## TASK PROMPT
Among the following entries, count the lines that contain "CLASSIC" and report only the result.
Begin EXCERPTED DATA
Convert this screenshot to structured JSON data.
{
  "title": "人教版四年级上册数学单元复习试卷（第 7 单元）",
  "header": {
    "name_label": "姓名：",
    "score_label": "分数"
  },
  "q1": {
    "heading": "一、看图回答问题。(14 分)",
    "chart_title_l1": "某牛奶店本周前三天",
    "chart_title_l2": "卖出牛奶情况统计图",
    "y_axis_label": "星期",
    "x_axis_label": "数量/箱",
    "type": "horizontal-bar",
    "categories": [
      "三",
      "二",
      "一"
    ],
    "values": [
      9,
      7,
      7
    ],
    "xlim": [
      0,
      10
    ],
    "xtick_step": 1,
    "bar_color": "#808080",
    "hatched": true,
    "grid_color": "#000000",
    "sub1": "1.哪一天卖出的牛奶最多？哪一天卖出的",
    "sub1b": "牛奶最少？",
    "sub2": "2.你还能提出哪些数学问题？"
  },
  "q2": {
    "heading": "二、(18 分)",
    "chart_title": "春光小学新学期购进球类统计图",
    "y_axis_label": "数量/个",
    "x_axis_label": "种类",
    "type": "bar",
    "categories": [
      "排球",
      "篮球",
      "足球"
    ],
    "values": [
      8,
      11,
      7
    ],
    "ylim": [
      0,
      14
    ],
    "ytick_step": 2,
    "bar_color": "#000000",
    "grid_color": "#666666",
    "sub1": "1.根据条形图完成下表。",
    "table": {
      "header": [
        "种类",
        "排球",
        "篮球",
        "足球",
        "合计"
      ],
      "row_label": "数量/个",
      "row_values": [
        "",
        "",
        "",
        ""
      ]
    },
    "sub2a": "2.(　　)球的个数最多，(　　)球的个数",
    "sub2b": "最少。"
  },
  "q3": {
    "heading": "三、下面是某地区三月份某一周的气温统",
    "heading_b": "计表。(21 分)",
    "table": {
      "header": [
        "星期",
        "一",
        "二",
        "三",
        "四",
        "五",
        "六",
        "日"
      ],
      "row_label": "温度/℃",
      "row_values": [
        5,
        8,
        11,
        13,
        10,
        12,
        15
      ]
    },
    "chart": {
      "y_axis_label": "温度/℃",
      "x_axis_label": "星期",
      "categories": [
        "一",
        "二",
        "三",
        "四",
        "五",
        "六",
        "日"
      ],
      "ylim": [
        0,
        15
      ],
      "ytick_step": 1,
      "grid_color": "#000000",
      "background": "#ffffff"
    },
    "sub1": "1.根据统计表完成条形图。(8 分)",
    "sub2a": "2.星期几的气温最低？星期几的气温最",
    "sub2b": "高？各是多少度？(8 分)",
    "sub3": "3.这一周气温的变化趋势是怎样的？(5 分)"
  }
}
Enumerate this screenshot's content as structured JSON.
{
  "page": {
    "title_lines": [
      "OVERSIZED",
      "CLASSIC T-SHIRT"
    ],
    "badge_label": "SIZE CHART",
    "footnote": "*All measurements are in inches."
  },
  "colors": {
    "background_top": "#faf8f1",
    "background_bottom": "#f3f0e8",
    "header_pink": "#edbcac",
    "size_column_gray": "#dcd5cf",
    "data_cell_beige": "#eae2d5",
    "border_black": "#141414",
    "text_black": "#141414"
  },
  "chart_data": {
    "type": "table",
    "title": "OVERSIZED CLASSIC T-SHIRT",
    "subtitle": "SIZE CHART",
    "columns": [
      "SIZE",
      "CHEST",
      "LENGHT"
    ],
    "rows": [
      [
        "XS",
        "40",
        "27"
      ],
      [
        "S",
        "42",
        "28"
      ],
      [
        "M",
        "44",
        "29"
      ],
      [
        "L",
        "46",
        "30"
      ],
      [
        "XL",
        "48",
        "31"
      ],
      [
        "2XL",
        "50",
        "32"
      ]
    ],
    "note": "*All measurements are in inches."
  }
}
End EXCERPTED DATA
## SOLUTION FOR THIS EXERCISE
2